Sezione di testo.
---

Dopo aver ritirato il dossier registrativo della cladribina, decisione presa nel 2011, adesso la tedesca Merck intende ripresentare alle autorità regolatorie europee il dossier registrativo per questo farmaco orale anti sclerosi multipla.

Merck ha presentato all’Ema una lettera di intenti per poi depositare successivamente la Marketing Authorization Application (Maa) per cladribina compresse. Questo è l’inizio di un iter burocratico che prevede diversi passaggi normativi. L’azienda intende ripresentare il dossier anche in altre regioni.

La decisione dell’azienda tedesca fa seguito  la valutazione della società di nuovi dati e ulteriori analisi del profilo rischio-beneficio del composto.
Cladribina è una piccola molecola che interferisce con il comportamento e la proliferazione di alcuni globuli bianchi, in particolare i linfociti, che sono coinvolti nel processo patologico della SM. Più precisamente, il farmaco è un analogo della purina che mima l'azione dell'adenosina e perciò inibisce l'azione dell'adenosina deaminasi. E' facilmente distrutta dalle cellule del nostro organismo ad eccezione di quelle ematiche con il risultato di avere un'azione molto mirata.

---

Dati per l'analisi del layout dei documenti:
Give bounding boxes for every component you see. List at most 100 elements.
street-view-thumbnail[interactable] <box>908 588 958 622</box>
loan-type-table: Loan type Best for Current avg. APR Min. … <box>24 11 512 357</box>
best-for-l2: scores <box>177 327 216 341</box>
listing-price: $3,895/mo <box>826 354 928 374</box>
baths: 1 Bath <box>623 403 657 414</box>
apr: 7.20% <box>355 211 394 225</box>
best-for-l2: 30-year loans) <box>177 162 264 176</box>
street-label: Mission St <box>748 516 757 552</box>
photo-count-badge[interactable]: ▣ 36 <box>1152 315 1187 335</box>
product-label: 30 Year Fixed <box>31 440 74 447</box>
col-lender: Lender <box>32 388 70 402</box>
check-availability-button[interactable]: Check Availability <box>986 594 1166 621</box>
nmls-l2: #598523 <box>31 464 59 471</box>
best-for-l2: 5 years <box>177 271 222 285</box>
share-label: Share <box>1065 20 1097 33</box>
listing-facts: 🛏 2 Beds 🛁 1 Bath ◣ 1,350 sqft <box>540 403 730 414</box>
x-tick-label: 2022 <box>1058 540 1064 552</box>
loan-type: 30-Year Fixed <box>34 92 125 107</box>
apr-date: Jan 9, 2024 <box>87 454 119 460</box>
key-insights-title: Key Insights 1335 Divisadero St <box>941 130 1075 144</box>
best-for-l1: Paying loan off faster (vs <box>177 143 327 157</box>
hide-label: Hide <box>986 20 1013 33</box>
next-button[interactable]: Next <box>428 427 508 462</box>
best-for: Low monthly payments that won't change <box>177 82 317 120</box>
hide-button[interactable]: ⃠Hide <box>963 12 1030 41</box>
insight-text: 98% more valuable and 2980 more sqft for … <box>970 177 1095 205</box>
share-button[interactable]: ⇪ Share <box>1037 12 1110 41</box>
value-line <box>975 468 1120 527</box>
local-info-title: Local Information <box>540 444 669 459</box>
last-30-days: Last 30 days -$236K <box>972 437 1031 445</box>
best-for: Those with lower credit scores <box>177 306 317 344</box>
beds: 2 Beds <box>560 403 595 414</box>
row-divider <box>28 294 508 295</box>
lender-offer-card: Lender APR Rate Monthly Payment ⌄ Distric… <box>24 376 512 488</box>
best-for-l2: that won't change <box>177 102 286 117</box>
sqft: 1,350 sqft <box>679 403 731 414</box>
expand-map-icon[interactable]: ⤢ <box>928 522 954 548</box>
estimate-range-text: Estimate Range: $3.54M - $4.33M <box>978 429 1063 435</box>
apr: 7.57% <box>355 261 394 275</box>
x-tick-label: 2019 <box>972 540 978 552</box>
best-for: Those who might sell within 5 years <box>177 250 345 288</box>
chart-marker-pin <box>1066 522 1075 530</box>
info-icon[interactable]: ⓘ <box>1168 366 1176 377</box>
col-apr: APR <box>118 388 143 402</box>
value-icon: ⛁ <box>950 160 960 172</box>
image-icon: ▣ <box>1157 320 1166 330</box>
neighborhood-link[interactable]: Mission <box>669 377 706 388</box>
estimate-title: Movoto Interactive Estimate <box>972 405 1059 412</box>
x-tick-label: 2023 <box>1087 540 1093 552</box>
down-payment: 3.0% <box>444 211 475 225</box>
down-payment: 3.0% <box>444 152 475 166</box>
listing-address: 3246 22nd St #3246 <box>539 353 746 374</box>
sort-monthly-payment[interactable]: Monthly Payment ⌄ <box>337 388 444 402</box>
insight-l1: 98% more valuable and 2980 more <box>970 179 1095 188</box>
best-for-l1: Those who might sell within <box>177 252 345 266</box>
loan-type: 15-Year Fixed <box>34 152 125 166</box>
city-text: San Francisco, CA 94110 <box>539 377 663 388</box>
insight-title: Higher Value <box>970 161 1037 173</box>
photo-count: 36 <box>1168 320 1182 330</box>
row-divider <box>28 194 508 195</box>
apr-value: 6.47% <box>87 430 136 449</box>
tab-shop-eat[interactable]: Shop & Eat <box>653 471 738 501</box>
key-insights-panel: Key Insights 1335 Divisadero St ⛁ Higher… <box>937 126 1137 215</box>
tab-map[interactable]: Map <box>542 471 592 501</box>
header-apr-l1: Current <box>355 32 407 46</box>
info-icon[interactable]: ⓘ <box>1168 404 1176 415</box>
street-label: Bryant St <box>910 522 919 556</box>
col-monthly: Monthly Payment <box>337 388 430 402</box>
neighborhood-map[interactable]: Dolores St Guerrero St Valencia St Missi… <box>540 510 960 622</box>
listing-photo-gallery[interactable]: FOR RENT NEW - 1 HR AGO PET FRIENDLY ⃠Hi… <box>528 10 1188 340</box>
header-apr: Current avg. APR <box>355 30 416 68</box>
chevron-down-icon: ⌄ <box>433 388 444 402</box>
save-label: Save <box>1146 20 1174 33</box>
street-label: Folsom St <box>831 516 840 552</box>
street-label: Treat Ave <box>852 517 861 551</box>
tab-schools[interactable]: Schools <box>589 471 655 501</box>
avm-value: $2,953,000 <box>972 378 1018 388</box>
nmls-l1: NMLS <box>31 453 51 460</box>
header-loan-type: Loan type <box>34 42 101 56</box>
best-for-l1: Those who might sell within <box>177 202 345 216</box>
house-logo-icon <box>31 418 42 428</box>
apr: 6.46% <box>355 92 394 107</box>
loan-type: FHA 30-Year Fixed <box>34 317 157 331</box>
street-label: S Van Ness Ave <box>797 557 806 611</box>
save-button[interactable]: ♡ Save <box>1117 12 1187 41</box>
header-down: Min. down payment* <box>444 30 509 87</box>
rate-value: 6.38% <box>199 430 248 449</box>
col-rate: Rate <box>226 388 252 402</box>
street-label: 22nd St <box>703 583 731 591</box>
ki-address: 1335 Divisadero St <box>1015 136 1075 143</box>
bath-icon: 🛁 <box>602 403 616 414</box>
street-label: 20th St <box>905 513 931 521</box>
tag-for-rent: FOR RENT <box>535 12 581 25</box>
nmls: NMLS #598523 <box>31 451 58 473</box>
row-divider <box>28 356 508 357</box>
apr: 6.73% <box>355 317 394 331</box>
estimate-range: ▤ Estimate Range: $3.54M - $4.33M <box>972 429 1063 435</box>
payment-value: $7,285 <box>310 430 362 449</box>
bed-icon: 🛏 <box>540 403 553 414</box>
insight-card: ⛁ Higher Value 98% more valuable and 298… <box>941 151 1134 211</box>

---

Compiti richiesti.
[A] Nel testo sulla cladribina, in quale anno Merck aveva ritirato il dossier registrativo del farmaco?
[B] Estrai dal testo sulla cladribina il brano compreso tra "Dopo aver ritirato" e "anti sclerosi multipla.", estremi inclusi.

Soluzioni.
[A] Nel 2011.

[B]
Dopo aver ritirato il dossier registrativo della cladribina, decisione presa nel 2011, adesso la tedesca Merck intende ripresentare alle autorità regolatorie europee il dossier registrativo per questo farmaco orale anti sclerosi multipla.